#### Request
Read the lines that follow and pick out every one containing the word "following".

(Dataset items)

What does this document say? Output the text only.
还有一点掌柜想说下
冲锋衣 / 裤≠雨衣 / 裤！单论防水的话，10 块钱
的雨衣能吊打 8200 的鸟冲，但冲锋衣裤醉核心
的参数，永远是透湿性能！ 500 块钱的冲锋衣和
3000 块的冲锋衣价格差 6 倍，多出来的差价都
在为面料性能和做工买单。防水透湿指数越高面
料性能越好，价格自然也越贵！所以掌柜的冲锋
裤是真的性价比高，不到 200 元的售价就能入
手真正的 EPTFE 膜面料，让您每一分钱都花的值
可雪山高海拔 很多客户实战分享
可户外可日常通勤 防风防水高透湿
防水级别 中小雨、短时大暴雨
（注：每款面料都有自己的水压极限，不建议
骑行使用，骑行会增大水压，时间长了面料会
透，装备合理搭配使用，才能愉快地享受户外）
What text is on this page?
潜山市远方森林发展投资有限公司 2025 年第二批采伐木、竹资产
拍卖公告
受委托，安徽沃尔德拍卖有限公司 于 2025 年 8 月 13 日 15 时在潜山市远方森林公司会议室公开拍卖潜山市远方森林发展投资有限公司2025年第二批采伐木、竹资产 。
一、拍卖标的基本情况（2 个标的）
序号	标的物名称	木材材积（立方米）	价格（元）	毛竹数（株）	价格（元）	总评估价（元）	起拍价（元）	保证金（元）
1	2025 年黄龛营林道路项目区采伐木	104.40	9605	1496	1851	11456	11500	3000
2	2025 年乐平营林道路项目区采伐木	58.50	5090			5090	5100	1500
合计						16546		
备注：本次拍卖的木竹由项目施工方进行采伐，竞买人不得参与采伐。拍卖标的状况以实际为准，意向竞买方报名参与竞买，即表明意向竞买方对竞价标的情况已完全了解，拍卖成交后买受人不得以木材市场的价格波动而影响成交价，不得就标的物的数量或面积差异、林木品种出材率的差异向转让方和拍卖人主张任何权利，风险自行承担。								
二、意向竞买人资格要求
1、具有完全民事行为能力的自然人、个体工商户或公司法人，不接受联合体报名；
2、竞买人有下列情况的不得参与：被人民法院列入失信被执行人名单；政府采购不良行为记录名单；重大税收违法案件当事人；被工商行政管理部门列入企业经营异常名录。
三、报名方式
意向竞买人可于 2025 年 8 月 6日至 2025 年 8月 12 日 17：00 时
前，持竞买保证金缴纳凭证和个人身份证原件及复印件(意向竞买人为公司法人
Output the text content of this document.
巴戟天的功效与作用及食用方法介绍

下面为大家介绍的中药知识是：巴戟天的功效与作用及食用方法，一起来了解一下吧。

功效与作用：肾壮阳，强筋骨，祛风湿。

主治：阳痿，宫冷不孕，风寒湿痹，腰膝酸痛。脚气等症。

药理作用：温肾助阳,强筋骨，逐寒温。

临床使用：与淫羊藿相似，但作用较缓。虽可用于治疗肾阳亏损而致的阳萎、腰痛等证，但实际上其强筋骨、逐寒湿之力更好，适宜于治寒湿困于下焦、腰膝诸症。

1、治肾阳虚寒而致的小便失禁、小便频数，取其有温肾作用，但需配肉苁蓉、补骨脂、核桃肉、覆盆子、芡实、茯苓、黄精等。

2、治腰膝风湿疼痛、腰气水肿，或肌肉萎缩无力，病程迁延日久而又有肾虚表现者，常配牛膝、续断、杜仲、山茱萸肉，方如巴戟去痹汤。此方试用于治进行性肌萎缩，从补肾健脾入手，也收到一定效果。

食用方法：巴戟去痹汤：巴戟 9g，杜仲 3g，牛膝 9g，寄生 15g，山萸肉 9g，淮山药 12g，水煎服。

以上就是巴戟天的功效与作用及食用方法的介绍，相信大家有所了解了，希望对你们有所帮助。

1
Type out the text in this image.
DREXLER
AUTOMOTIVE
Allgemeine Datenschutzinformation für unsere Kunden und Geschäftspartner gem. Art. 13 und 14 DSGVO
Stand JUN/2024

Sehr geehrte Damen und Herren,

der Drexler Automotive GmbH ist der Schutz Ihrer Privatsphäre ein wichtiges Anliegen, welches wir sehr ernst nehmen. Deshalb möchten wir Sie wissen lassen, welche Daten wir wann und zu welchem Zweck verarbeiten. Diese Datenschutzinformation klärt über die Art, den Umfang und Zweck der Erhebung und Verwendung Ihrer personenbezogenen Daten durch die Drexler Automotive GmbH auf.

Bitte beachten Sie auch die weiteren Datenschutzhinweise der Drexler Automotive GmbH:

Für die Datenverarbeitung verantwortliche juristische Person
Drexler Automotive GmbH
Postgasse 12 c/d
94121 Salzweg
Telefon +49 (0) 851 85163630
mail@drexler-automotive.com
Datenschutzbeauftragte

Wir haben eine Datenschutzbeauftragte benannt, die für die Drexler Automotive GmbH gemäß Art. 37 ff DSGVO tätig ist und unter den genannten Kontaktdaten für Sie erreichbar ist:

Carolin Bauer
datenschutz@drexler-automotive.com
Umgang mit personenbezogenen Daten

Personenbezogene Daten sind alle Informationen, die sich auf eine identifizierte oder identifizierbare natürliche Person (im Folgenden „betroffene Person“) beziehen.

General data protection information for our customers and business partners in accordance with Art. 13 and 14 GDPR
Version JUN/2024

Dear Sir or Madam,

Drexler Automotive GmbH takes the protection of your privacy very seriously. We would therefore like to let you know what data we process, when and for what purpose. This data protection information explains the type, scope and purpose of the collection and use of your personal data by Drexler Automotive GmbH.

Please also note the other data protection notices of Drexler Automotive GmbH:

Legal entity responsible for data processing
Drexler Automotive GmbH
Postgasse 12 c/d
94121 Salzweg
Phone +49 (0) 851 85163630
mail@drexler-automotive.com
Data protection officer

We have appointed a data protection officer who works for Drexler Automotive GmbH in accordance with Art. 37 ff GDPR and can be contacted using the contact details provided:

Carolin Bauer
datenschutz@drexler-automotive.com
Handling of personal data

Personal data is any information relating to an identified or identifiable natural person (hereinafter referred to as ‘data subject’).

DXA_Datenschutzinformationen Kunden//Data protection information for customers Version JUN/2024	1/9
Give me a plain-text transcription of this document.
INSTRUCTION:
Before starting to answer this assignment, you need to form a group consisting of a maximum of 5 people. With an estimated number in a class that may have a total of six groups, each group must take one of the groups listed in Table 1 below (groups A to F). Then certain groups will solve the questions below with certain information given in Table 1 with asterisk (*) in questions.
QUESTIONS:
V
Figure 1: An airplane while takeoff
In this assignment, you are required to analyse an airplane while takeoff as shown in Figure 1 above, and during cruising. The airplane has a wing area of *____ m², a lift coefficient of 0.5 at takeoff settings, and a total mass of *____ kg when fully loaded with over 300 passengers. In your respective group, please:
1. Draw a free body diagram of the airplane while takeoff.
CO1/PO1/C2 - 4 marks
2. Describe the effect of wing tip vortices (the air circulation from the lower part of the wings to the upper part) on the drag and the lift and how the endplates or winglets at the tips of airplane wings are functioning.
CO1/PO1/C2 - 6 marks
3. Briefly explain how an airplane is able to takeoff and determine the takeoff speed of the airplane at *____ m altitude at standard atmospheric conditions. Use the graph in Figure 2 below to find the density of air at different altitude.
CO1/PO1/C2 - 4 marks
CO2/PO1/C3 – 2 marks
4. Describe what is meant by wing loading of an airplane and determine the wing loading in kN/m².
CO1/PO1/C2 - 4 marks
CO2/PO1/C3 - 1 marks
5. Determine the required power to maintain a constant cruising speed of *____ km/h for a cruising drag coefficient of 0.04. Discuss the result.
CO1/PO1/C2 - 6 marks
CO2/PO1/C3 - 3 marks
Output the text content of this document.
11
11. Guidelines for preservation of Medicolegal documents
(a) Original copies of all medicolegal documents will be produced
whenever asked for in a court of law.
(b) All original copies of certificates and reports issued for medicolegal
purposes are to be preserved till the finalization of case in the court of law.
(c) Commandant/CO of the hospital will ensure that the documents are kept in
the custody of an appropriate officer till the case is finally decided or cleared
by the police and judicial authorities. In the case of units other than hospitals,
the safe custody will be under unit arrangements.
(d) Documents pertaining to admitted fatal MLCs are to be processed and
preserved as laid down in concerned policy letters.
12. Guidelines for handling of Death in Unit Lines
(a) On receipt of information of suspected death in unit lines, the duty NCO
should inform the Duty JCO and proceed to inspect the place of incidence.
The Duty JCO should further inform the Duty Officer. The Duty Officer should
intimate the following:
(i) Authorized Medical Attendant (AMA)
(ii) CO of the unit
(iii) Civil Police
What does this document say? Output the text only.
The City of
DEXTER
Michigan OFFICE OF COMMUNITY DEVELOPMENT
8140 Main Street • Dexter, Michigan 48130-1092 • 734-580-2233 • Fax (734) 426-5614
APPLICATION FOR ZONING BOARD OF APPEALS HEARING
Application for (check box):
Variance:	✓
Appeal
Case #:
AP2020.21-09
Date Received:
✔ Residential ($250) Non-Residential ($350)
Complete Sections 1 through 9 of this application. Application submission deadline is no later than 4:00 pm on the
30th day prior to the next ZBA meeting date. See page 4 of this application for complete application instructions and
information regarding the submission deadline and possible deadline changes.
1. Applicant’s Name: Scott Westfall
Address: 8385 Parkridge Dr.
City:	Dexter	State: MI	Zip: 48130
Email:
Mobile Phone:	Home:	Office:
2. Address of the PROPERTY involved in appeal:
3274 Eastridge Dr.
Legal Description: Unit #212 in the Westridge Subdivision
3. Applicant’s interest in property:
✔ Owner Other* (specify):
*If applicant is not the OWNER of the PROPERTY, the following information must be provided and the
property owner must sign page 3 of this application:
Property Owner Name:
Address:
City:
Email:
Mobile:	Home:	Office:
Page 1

#### Exercise answer
intimate the following:
*If applicant is not the OWNER of the PROPERTY, the following information must be provided and the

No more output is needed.